▶ _What is needed_
Repeat the records below exactly, leaving out any pictures.

## begin Supplied data

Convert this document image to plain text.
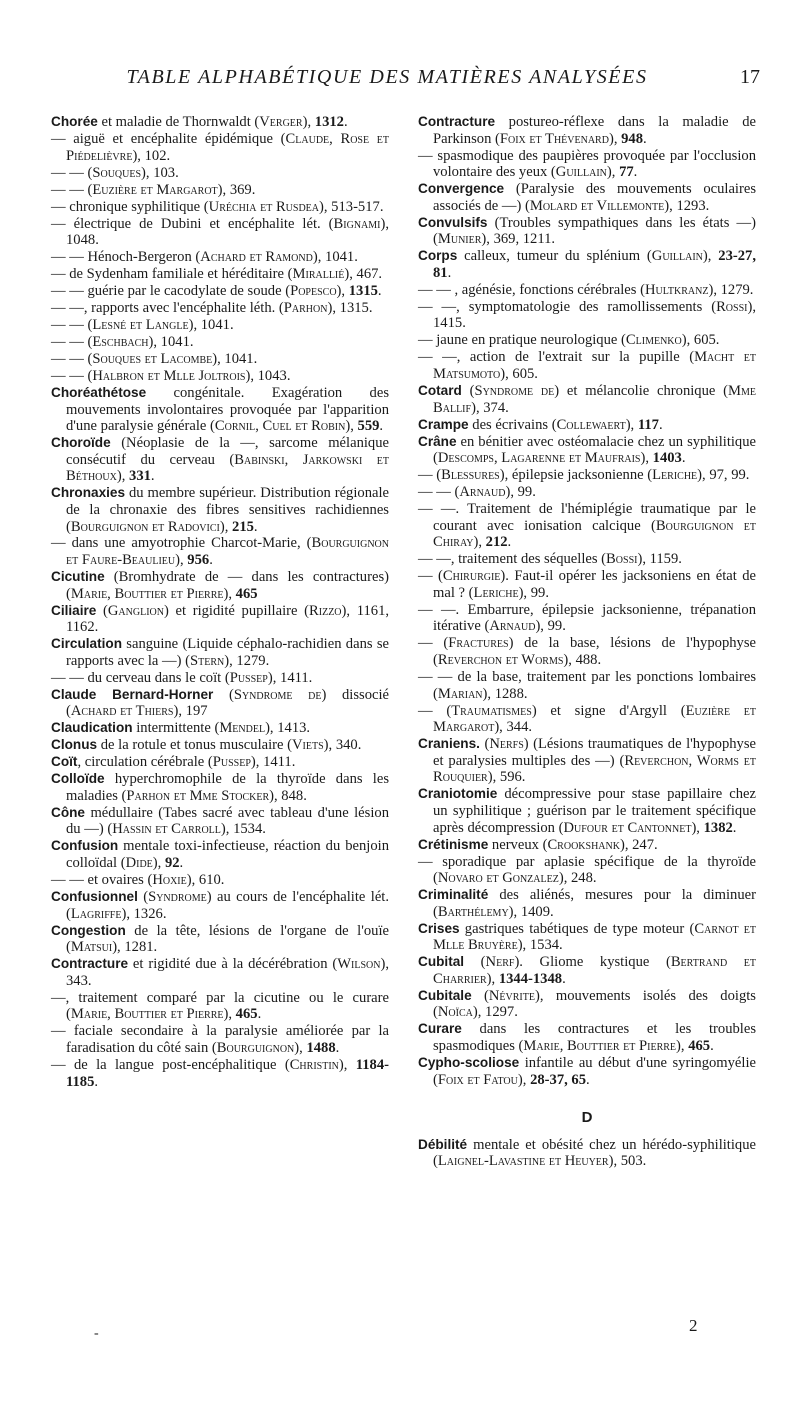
TABLE ALPHABÉTIQUE DES MATIÈRES ANALYSÉES	17

Chorée et maladie de Thornwaldt (Verger), 1312.

— aiguë et encéphalite épidémique (Claude, Rose et Piédelièvre), 102.

— — (Souques), 103.

— — (Euzière et Margarot), 369.

— chronique syphilitique (Uréchia et Rusdea), 513-517.

— électrique de Dubini et encéphalite lét. (Bignami), 1048.

— — Hénoch-Bergeron (Achard et Ramond), 1041.

— de Sydenham familiale et héréditaire (Mirallié), 467.

— — guérie par le cacodylate de soude (Popesco), 1315.

— —, rapports avec l'encéphalite léth. (Parhon), 1315.

— — (Lesné et Langle), 1041.

— — (Eschbach), 1041.

— — (Souques et Lacombe), 1041.

— — (Halbron et Mlle Joltrois), 1043.

Choréathétose congénitale. Exagération des mouvements involontaires provoquée par l'apparition d'une paralysie générale (Cornil, Cuel et Robin), 559.

Choroïde (Néoplasie de la —, sarcome mélanique consécutif du cerveau (Babinski, Jarkowski et Béthoux), 331.

Chronaxies du membre supérieur. Distribution régionale de la chronaxie des fibres sensitives rachidiennes (Bourguignon et Radovici), 215.

— dans une amyotrophie Charcot-Marie, (Bourguignon et Faure-Beaulieu), 956.

Cicutine (Bromhydrate de — dans les contractures) (Marie, Bouttier et Pierre), 465

Ciliaire (Ganglion) et rigidité pupillaire (Rizzo), 1161, 1162.

Circulation sanguine (Liquide céphalo-rachidien dans se rapports avec la —) (Stern), 1279.

— — du cerveau dans le coït (Pussep), 1411.

Claude Bernard-Horner (Syndrome de) dissocié (Achard et Thiers), 197

Claudication intermittente (Mendel), 1413.

Clonus de la rotule et tonus musculaire (Viets), 340.

Coït, circulation cérébrale (Pussep), 1411.

Colloïde hyperchromophile de la thyroïde dans les maladies (Parhon et Mme Stocker), 848.

Cône médullaire (Tabes sacré avec tableau d'une lésion du —) (Hassin et Carroll), 1534.

Confusion mentale toxi-infectieuse, réaction du benjoin colloïdal (Dide), 92.

— — et ovaires (Hoxie), 610.

Confusionnel (Syndrome) au cours de l'encéphalite lét. (Lagriffe), 1326.

Congestion de la tête, lésions de l'organe de l'ouïe (Matsui), 1281.

Contracture et rigidité due à la décérébration (Wilson), 343.

—, traitement comparé par la cicutine ou le curare (Marie, Bouttier et Pierre), 465.

— faciale secondaire à la paralysie améliorée par la faradisation du côté sain (Bourguignon), 1488.

— de la langue post-encéphalitique (Christin), 1184-1185.

Contracture postureo-réflexe dans la maladie de Parkinson (Foix et Thévenard), 948.

— spasmodique des paupières provoquée par l'occlusion volontaire des yeux (Guillain), 77.

Convergence (Paralysie des mouvements oculaires associés de —) (Molard et Villemonte), 1293.

Convulsifs (Troubles sympathiques dans les états —) (Munier), 369, 1211.

Corps calleux, tumeur du splénium (Guillain), 23-27, 81.

— — , agénésie, fonctions cérébrales (Hultkranz), 1279.

— —, symptomatologie des ramollissements (Rossi), 1415.

— jaune en pratique neurologique (Climenko), 605.

— —, action de l'extrait sur la pupille (Macht et Matsumoto), 605.

Cotard (Syndrome de) et mélancolie chronique (Mme Ballif), 374.

Crampe des écrivains (Collewaert), 117.

Crâne en bénitier avec ostéomalacie chez un syphilitique (Descomps, Lagarenne et Maufrais), 1403.

— (Blessures), épilepsie jacksonienne (Leriche), 97, 99.

— — (Arnaud), 99.

— —. Traitement de l'hémiplégie traumatique par le courant avec ionisation calcique (Bourguignon et Chiray), 212.

— —, traitement des séquelles (Bossi), 1159.

— (Chirurgie). Faut-il opérer les jacksoniens en état de mal ? (Leriche), 99.

— —. Embarrure, épilepsie jacksonienne, trépanation itérative (Arnaud), 99.

— (Fractures) de la base, lésions de l'hypophyse (Reverchon et Worms), 488.

— — de la base, traitement par les ponctions lombaires (Marian), 1288.

— (Traumatismes) et signe d'Argyll (Euzière et Margarot), 344.

Craniens. (Nerfs) (Lésions traumatiques de l'hypophyse et paralysies multiples des —) (Reverchon, Worms et Rouquier), 596.

Craniotomie décompressive pour stase papillaire chez un syphilitique ; guérison par le traitement spécifique après décompression (Dufour et Cantonnet), 1382.

Crétinisme nerveux (Crookshank), 247.

— sporadique par aplasie spécifique de la thyroïde (Novaro et Gonzalez), 248.

Criminalité des aliénés, mesures pour la diminuer (Barthélemy), 1409.

Crises gastriques tabétiques de type moteur (Carnot et Mlle Bruyère), 1534.

Cubital (Nerf). Gliome kystique (Bertrand et Charrier), 1344-1348.

Cubitale (Névrite), mouvements isolés des doigts (Noïca), 1297.

Curare dans les contractures et les troubles spasmodiques (Marie, Bouttier et Pierre), 465.

Cypho-scoliose infantile au début d'une syringomyélie (Foix et Fatou), 28-37, 65.

D

Débilité mentale et obésité chez un hérédo-syphilitique (Laignel-Lavastine et Heuyer), 503.

-	2
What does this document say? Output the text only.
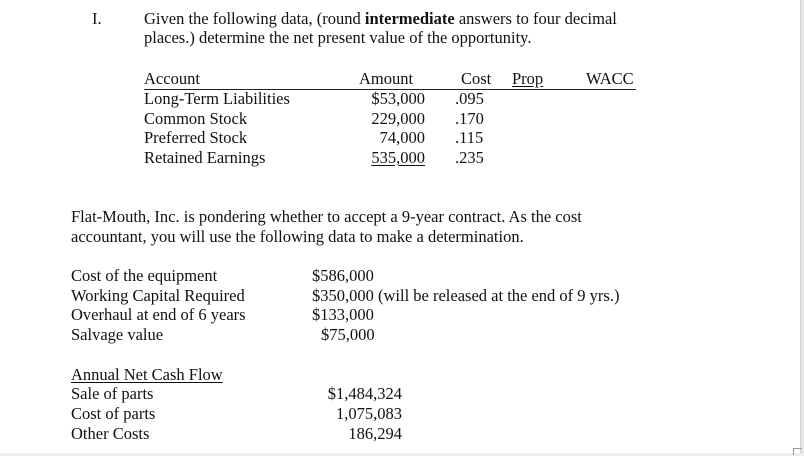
I.	Given the following data, (round intermediate answers to four decimal
places.) determine the net present value of the opportunity.
Account	Amount	Cost Prop	WACC
Long-Term Liabilities	$53,000 .095
Common Stock	229,000 .170
Preferred Stock	74,000 .115
Retained Earnings	535,000 .235
Flat-Mouth, Inc. is pondering whether to accept a 9-year contract. As the cost
accountant, you will use the following data to make a determination.
Cost of the equipment	$586,000
Working Capital Required	$350,000 (will be released at the end of 9 yrs.)
Overhaul at end of 6 years	$133,000
Salvage value	$75,000
Annual Net Cash Flow
Sale of parts	$1,484,324
Cost of parts	1,075,083
Other Costs	186,294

## end Supplied data

▶ _Exercise answer_
Convert this document image to plain text.
TABLE ALPHABÉTIQUE DES MATIÈRES ANALYSÉES	17

Chorée et maladie de Thornwaldt (Verger), 1312.

— aiguë et encéphalite épidémique (Claude, Rose et Piédelièvre), 102.

— — (Souques), 103.

— — (Euzière et Margarot), 369.

— chronique syphilitique (Uréchia et Rusdea), 513-517.

— électrique de Dubini et encéphalite lét. (Bignami), 1048.

— — Hénoch-Bergeron (Achard et Ramond), 1041.

— de Sydenham familiale et héréditaire (Mirallié), 467.

— — guérie par le cacodylate de soude (Popesco), 1315.

— —, rapports avec l'encéphalite léth. (Parhon), 1315.

— — (Lesné et Langle), 1041.

— — (Eschbach), 1041.

— — (Souques et Lacombe), 1041.

— — (Halbron et Mlle Joltrois), 1043.

Choréathétose congénitale. Exagération des mouvements involontaires provoquée par l'apparition d'une paralysie générale (Cornil, Cuel et Robin), 559.

Choroïde (Néoplasie de la —, sarcome mélanique consécutif du cerveau (Babinski, Jarkowski et Béthoux), 331.

Chronaxies du membre supérieur. Distribution régionale de la chronaxie des fibres sensitives rachidiennes (Bourguignon et Radovici), 215.

— dans une amyotrophie Charcot-Marie, (Bourguignon et Faure-Beaulieu), 956.

Cicutine (Bromhydrate de — dans les contractures) (Marie, Bouttier et Pierre), 465

Ciliaire (Ganglion) et rigidité pupillaire (Rizzo), 1161, 1162.

Circulation sanguine (Liquide céphalo-rachidien dans se rapports avec la —) (Stern), 1279.

— — du cerveau dans le coït (Pussep), 1411.

Claude Bernard-Horner (Syndrome de) dissocié (Achard et Thiers), 197

Claudication intermittente (Mendel), 1413.

Clonus de la rotule et tonus musculaire (Viets), 340.

Coït, circulation cérébrale (Pussep), 1411.

Colloïde hyperchromophile de la thyroïde dans les maladies (Parhon et Mme Stocker), 848.

Cône médullaire (Tabes sacré avec tableau d'une lésion du —) (Hassin et Carroll), 1534.

Confusion mentale toxi-infectieuse, réaction du benjoin colloïdal (Dide), 92.

— — et ovaires (Hoxie), 610.

Confusionnel (Syndrome) au cours de l'encéphalite lét. (Lagriffe), 1326.

Congestion de la tête, lésions de l'organe de l'ouïe (Matsui), 1281.

Contracture et rigidité due à la décérébration (Wilson), 343.

—, traitement comparé par la cicutine ou le curare (Marie, Bouttier et Pierre), 465.

— faciale secondaire à la paralysie améliorée par la faradisation du côté sain (Bourguignon), 1488.

— de la langue post-encéphalitique (Christin), 1184-1185.

Contracture postureo-réflexe dans la maladie de Parkinson (Foix et Thévenard), 948.

— spasmodique des paupières provoquée par l'occlusion volontaire des yeux (Guillain), 77.

Convergence (Paralysie des mouvements oculaires associés de —) (Molard et Villemonte), 1293.

Convulsifs (Troubles sympathiques dans les états —) (Munier), 369, 1211.

Corps calleux, tumeur du splénium (Guillain), 23-27, 81.

— — , agénésie, fonctions cérébrales (Hultkranz), 1279.

— —, symptomatologie des ramollissements (Rossi), 1415.

— jaune en pratique neurologique (Climenko), 605.

— —, action de l'extrait sur la pupille (Macht et Matsumoto), 605.

Cotard (Syndrome de) et mélancolie chronique (Mme Ballif), 374.

Crampe des écrivains (Collewaert), 117.

Crâne en bénitier avec ostéomalacie chez un syphilitique (Descomps, Lagarenne et Maufrais), 1403.

— (Blessures), épilepsie jacksonienne (Leriche), 97, 99.

— — (Arnaud), 99.

— —. Traitement de l'hémiplégie traumatique par le courant avec ionisation calcique (Bourguignon et Chiray), 212.

— —, traitement des séquelles (Bossi), 1159.

— (Chirurgie). Faut-il opérer les jacksoniens en état de mal ? (Leriche), 99.

— —. Embarrure, épilepsie jacksonienne, trépanation itérative (Arnaud), 99.

— (Fractures) de la base, lésions de l'hypophyse (Reverchon et Worms), 488.

— — de la base, traitement par les ponctions lombaires (Marian), 1288.

— (Traumatismes) et signe d'Argyll (Euzière et Margarot), 344.

Craniens. (Nerfs) (Lésions traumatiques de l'hypophyse et paralysies multiples des —) (Reverchon, Worms et Rouquier), 596.

Craniotomie décompressive pour stase papillaire chez un syphilitique ; guérison par le traitement spécifique après décompression (Dufour et Cantonnet), 1382.

Crétinisme nerveux (Crookshank), 247.

— sporadique par aplasie spécifique de la thyroïde (Novaro et Gonzalez), 248.

Criminalité des aliénés, mesures pour la diminuer (Barthélemy), 1409.

Crises gastriques tabétiques de type moteur (Carnot et Mlle Bruyère), 1534.

Cubital (Nerf). Gliome kystique (Bertrand et Charrier), 1344-1348.

Cubitale (Névrite), mouvements isolés des doigts (Noïca), 1297.

Curare dans les contractures et les troubles spasmodiques (Marie, Bouttier et Pierre), 465.

Cypho-scoliose infantile au début d'une syringomyélie (Foix et Fatou), 28-37, 65.

D

Débilité mentale et obésité chez un hérédo-syphilitique (Laignel-Lavastine et Heuyer), 503.

-	2
What does this document say? Output the text only.
I.	Given the following data, (round intermediate answers to four decimal
places.) determine the net present value of the opportunity.
Account	Amount	Cost Prop	WACC
Long-Term Liabilities	$53,000 .095
Common Stock	229,000 .170
Preferred Stock	74,000 .115
Retained Earnings	535,000 .235
Flat-Mouth, Inc. is pondering whether to accept a 9-year contract. As the cost
accountant, you will use the following data to make a determination.
Cost of the equipment	$586,000
Working Capital Required	$350,000 (will be released at the end of 9 yrs.)
Overhaul at end of 6 years	$133,000
Salvage value	$75,000
Annual Net Cash Flow
Sale of parts	$1,484,324
Cost of parts	1,075,083
Other Costs	186,294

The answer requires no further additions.